▸ **WHAT IS REQUIRED**:
The entries below should be output exactly as written.

▸ **RECORDS FOR THIS EXERCISE**:
* * * * *

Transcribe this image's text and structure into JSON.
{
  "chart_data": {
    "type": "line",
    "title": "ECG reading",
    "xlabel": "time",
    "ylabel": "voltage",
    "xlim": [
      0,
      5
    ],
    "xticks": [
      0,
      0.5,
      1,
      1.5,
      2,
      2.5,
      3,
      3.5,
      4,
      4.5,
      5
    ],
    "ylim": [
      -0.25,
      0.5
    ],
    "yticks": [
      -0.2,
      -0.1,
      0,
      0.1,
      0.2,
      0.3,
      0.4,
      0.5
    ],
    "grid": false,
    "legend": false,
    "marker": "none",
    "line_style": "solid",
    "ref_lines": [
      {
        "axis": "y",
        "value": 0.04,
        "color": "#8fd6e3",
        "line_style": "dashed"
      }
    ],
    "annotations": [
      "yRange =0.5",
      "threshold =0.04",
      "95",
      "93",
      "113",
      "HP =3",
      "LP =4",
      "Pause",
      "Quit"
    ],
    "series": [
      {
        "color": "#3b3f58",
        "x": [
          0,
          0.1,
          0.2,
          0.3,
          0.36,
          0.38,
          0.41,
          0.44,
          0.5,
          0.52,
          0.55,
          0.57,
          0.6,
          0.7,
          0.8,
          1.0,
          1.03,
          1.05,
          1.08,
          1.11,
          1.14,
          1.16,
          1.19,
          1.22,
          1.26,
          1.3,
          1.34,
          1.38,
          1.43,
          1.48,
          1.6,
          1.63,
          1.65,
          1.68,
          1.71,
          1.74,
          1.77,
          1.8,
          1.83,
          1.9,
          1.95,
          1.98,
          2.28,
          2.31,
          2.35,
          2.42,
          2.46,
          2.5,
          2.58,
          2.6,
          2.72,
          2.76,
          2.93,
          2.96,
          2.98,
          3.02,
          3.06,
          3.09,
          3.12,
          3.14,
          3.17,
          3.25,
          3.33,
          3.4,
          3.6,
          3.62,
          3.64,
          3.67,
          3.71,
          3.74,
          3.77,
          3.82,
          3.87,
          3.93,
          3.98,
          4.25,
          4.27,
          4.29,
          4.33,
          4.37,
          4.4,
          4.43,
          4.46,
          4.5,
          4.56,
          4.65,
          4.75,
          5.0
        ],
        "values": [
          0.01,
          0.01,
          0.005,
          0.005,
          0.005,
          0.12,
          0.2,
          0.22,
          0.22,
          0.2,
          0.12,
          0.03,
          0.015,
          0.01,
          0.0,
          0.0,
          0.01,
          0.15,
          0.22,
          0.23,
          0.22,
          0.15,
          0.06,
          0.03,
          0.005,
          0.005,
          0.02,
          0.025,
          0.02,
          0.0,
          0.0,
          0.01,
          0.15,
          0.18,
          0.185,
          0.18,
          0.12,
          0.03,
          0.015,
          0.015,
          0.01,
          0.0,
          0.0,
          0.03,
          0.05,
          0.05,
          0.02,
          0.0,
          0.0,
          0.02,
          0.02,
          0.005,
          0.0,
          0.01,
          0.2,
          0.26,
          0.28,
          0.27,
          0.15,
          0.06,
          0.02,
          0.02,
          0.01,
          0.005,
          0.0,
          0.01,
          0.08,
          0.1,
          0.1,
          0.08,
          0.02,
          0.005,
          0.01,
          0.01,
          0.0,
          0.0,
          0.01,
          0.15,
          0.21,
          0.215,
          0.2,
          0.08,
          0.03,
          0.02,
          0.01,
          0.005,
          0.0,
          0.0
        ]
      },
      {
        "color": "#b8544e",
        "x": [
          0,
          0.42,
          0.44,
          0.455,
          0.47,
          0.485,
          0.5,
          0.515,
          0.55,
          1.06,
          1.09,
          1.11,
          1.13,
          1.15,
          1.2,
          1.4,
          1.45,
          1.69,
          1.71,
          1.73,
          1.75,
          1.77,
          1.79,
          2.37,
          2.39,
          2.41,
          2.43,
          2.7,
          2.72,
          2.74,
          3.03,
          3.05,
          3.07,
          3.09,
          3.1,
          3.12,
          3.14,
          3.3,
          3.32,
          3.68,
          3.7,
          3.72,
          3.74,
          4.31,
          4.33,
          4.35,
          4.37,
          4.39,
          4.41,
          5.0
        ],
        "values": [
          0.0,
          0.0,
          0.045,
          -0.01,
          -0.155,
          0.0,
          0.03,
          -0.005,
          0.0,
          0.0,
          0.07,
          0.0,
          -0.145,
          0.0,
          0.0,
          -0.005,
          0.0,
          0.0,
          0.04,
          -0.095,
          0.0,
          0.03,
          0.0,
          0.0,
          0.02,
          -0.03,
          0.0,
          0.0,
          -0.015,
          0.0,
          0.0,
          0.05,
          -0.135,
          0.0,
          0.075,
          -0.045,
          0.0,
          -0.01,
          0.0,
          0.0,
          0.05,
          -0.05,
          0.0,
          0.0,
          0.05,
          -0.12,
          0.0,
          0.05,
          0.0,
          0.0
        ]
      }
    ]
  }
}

* * * * *

▸ **FINISHED EXERCISE**:
Transcribe this image's text and structure into JSON.
{
  "chart_data": {
    "type": "line",
    "title": "ECG reading",
    "xlabel": "time",
    "ylabel": "voltage",
    "xlim": [
      0,
      5
    ],
    "xticks": [
      0,
      0.5,
      1,
      1.5,
      2,
      2.5,
      3,
      3.5,
      4,
      4.5,
      5
    ],
    "ylim": [
      -0.25,
      0.5
    ],
    "yticks": [
      -0.2,
      -0.1,
      0,
      0.1,
      0.2,
      0.3,
      0.4,
      0.5
    ],
    "grid": false,
    "legend": false,
    "marker": "none",
    "line_style": "solid",
    "ref_lines": [
      {
        "axis": "y",
        "value": 0.04,
        "color": "#8fd6e3",
        "line_style": "dashed"
      }
    ],
    "annotations": [
      "yRange =0.5",
      "threshold =0.04",
      "95",
      "93",
      "113",
      "HP =3",
      "LP =4",
      "Pause",
      "Quit"
    ],
    "series": [
      {
        "color": "#3b3f58",
        "x": [
          0,
          0.1,
          0.2,
          0.3,
          0.36,
          0.38,
          0.41,
          0.44,
          0.5,
          0.52,
          0.55,
          0.57,
          0.6,
          0.7,
          0.8,
          1.0,
          1.03,
          1.05,
          1.08,
          1.11,
          1.14,
          1.16,
          1.19,
          1.22,
          1.26,
          1.3,
          1.34,
          1.38,
          1.43,
          1.48,
          1.6,
          1.63,
          1.65,
          1.68,
          1.71,
          1.74,
          1.77,
          1.8,
          1.83,
          1.9,
          1.95,
          1.98,
          2.28,
          2.31,
          2.35,
          2.42,
          2.46,
          2.5,
          2.58,
          2.6,
          2.72,
          2.76,
          2.93,
          2.96,
          2.98,
          3.02,
          3.06,
          3.09,
          3.12,
          3.14,
          3.17,
          3.25,
          3.33,
          3.4,
          3.6,
          3.62,
          3.64,
          3.67,
          3.71,
          3.74,
          3.77,
          3.82,
          3.87,
          3.93,
          3.98,
          4.25,
          4.27,
          4.29,
          4.33,
          4.37,
          4.4,
          4.43,
          4.46,
          4.5,
          4.56,
          4.65,
          4.75,
          5.0
        ],
        "values": [
          0.01,
          0.01,
          0.005,
          0.005,
          0.005,
          0.12,
          0.2,
          0.22,
          0.22,
          0.2,
          0.12,
          0.03,
          0.015,
          0.01,
          0.0,
          0.0,
          0.01,
          0.15,
          0.22,
          0.23,
          0.22,
          0.15,
          0.06,
          0.03,
          0.005,
          0.005,
          0.02,
          0.025,
          0.02,
          0.0,
          0.0,
          0.01,
          0.15,
          0.18,
          0.185,
          0.18,
          0.12,
          0.03,
          0.015,
          0.015,
          0.01,
          0.0,
          0.0,
          0.03,
          0.05,
          0.05,
          0.02,
          0.0,
          0.0,
          0.02,
          0.02,
          0.005,
          0.0,
          0.01,
          0.2,
          0.26,
          0.28,
          0.27,
          0.15,
          0.06,
          0.02,
          0.02,
          0.01,
          0.005,
          0.0,
          0.01,
          0.08,
          0.1,
          0.1,
          0.08,
          0.02,
          0.005,
          0.01,
          0.01,
          0.0,
          0.0,
          0.01,
          0.15,
          0.21,
          0.215,
          0.2,
          0.08,
          0.03,
          0.02,
          0.01,
          0.005,
          0.0,
          0.0
        ]
      },
      {
        "color": "#b8544e",
        "x": [
          0,
          0.42,
          0.44,
          0.455,
          0.47,
          0.485,
          0.5,
          0.515,
          0.55,
          1.06,
          1.09,
          1.11,
          1.13,
          1.15,
          1.2,
          1.4,
          1.45,
          1.69,
          1.71,
          1.73,
          1.75,
          1.77,
          1.79,
          2.37,
          2.39,
          2.41,
          2.43,
          2.7,
          2.72,
          2.74,
          3.03,
          3.05,
          3.07,
          3.09,
          3.1,
          3.12,
          3.14,
          3.3,
          3.32,
          3.68,
          3.7,
          3.72,
          3.74,
          4.31,
          4.33,
          4.35,
          4.37,
          4.39,
          4.41,
          5.0
        ],
        "values": [
          0.0,
          0.0,
          0.045,
          -0.01,
          -0.155,
          0.0,
          0.03,
          -0.005,
          0.0,
          0.0,
          0.07,
          0.0,
          -0.145,
          0.0,
          0.0,
          -0.005,
          0.0,
          0.0,
          0.04,
          -0.095,
          0.0,
          0.03,
          0.0,
          0.0,
          0.02,
          -0.03,
          0.0,
          0.0,
          -0.015,
          0.0,
          0.0,
          0.05,
          -0.135,
          0.0,
          0.075,
          -0.045,
          0.0,
          -0.01,
          0.0,
          0.0,
          0.05,
          -0.05,
          0.0,
          0.0,
          0.05,
          -0.12,
          0.0,
          0.05,
          0.0,
          0.0
        ]
      }
    ]
  }
}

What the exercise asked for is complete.